──────── TASK INPUTS
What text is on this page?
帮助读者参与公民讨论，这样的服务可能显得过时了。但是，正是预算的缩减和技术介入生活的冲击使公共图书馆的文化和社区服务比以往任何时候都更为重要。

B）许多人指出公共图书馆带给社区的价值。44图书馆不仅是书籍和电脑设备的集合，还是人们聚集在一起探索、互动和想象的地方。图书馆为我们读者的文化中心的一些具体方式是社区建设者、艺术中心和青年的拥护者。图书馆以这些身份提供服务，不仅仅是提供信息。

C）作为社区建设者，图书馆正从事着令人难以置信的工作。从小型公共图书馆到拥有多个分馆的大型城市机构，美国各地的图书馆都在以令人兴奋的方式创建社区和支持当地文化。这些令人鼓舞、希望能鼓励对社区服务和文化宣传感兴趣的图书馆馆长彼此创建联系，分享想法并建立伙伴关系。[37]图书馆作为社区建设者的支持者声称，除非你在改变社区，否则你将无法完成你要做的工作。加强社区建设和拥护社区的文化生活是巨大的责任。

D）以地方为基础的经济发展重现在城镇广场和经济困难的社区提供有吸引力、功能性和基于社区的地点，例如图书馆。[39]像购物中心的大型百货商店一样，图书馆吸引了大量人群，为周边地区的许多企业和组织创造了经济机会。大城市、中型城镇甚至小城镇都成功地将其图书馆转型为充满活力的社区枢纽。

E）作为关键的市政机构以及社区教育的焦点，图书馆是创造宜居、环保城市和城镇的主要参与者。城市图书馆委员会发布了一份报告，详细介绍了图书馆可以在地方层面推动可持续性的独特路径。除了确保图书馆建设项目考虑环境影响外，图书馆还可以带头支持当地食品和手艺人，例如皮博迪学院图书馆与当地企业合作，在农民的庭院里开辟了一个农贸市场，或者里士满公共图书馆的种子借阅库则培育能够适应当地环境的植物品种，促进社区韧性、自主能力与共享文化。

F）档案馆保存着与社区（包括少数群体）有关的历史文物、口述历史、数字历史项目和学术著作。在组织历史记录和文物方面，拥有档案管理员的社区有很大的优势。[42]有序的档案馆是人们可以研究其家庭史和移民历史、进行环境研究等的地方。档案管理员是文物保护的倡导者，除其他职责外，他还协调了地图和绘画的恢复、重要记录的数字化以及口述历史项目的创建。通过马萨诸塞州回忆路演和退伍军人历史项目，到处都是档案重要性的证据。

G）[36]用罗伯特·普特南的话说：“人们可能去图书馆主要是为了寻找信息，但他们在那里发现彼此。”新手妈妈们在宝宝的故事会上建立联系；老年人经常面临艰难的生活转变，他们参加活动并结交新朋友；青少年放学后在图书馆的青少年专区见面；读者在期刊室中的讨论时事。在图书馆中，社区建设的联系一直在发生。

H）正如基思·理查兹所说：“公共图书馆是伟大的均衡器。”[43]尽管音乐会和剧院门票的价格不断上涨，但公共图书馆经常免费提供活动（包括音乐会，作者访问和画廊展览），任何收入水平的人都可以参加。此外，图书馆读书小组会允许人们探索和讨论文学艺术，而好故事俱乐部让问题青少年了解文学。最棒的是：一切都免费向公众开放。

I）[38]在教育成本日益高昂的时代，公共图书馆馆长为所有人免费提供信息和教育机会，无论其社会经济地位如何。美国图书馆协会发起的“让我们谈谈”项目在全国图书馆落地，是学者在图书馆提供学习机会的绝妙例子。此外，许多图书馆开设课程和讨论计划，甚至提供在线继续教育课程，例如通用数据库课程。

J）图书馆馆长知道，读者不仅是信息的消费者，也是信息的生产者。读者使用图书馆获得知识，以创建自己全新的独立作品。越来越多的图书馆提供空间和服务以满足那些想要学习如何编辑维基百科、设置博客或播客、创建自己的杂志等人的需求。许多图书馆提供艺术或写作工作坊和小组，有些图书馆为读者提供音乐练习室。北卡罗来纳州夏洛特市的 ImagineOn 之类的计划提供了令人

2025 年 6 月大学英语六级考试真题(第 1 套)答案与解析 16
────────────────
▶ [EXERCISE GOAL]:
Every record above needs to be repeated word for word.

▶ [FINISHED TASK]:
What text is on this page?
帮助读者参与公民讨论，这样的服务可能显得过时了。但是，正是预算的缩减和技术介入生活的冲击使公共图书馆的文化和社区服务比以往任何时候都更为重要。

B）许多人指出公共图书馆带给社区的价值。44图书馆不仅是书籍和电脑设备的集合，还是人们聚集在一起探索、互动和想象的地方。图书馆为我们读者的文化中心的一些具体方式是社区建设者、艺术中心和青年的拥护者。图书馆以这些身份提供服务，不仅仅是提供信息。

C）作为社区建设者，图书馆正从事着令人难以置信的工作。从小型公共图书馆到拥有多个分馆的大型城市机构，美国各地的图书馆都在以令人兴奋的方式创建社区和支持当地文化。这些令人鼓舞、希望能鼓励对社区服务和文化宣传感兴趣的图书馆馆长彼此创建联系，分享想法并建立伙伴关系。[37]图书馆作为社区建设者的支持者声称，除非你在改变社区，否则你将无法完成你要做的工作。加强社区建设和拥护社区的文化生活是巨大的责任。

D）以地方为基础的经济发展重现在城镇广场和经济困难的社区提供有吸引力、功能性和基于社区的地点，例如图书馆。[39]像购物中心的大型百货商店一样，图书馆吸引了大量人群，为周边地区的许多企业和组织创造了经济机会。大城市、中型城镇甚至小城镇都成功地将其图书馆转型为充满活力的社区枢纽。

E）作为关键的市政机构以及社区教育的焦点，图书馆是创造宜居、环保城市和城镇的主要参与者。城市图书馆委员会发布了一份报告，详细介绍了图书馆可以在地方层面推动可持续性的独特路径。除了确保图书馆建设项目考虑环境影响外，图书馆还可以带头支持当地食品和手艺人，例如皮博迪学院图书馆与当地企业合作，在农民的庭院里开辟了一个农贸市场，或者里士满公共图书馆的种子借阅库则培育能够适应当地环境的植物品种，促进社区韧性、自主能力与共享文化。

F）档案馆保存着与社区（包括少数群体）有关的历史文物、口述历史、数字历史项目和学术著作。在组织历史记录和文物方面，拥有档案管理员的社区有很大的优势。[42]有序的档案馆是人们可以研究其家庭史和移民历史、进行环境研究等的地方。档案管理员是文物保护的倡导者，除其他职责外，他还协调了地图和绘画的恢复、重要记录的数字化以及口述历史项目的创建。通过马萨诸塞州回忆路演和退伍军人历史项目，到处都是档案重要性的证据。

G）[36]用罗伯特·普特南的话说：“人们可能去图书馆主要是为了寻找信息，但他们在那里发现彼此。”新手妈妈们在宝宝的故事会上建立联系；老年人经常面临艰难的生活转变，他们参加活动并结交新朋友；青少年放学后在图书馆的青少年专区见面；读者在期刊室中的讨论时事。在图书馆中，社区建设的联系一直在发生。

H）正如基思·理查兹所说：“公共图书馆是伟大的均衡器。”[43]尽管音乐会和剧院门票的价格不断上涨，但公共图书馆经常免费提供活动（包括音乐会，作者访问和画廊展览），任何收入水平的人都可以参加。此外，图书馆读书小组会允许人们探索和讨论文学艺术，而好故事俱乐部让问题青少年了解文学。最棒的是：一切都免费向公众开放。

I）[38]在教育成本日益高昂的时代，公共图书馆馆长为所有人免费提供信息和教育机会，无论其社会经济地位如何。美国图书馆协会发起的“让我们谈谈”项目在全国图书馆落地，是学者在图书馆提供学习机会的绝妙例子。此外，许多图书馆开设课程和讨论计划，甚至提供在线继续教育课程，例如通用数据库课程。

J）图书馆馆长知道，读者不仅是信息的消费者，也是信息的生产者。读者使用图书馆获得知识，以创建自己全新的独立作品。越来越多的图书馆提供空间和服务以满足那些想要学习如何编辑维基百科、设置博客或播客、创建自己的杂志等人的需求。许多图书馆提供艺术或写作工作坊和小组，有些图书馆为读者提供音乐练习室。北卡罗来纳州夏洛特市的 ImagineOn 之类的计划提供了令人

2025 年 6 月大学英语六级考试真题(第 1 套)答案与解析 16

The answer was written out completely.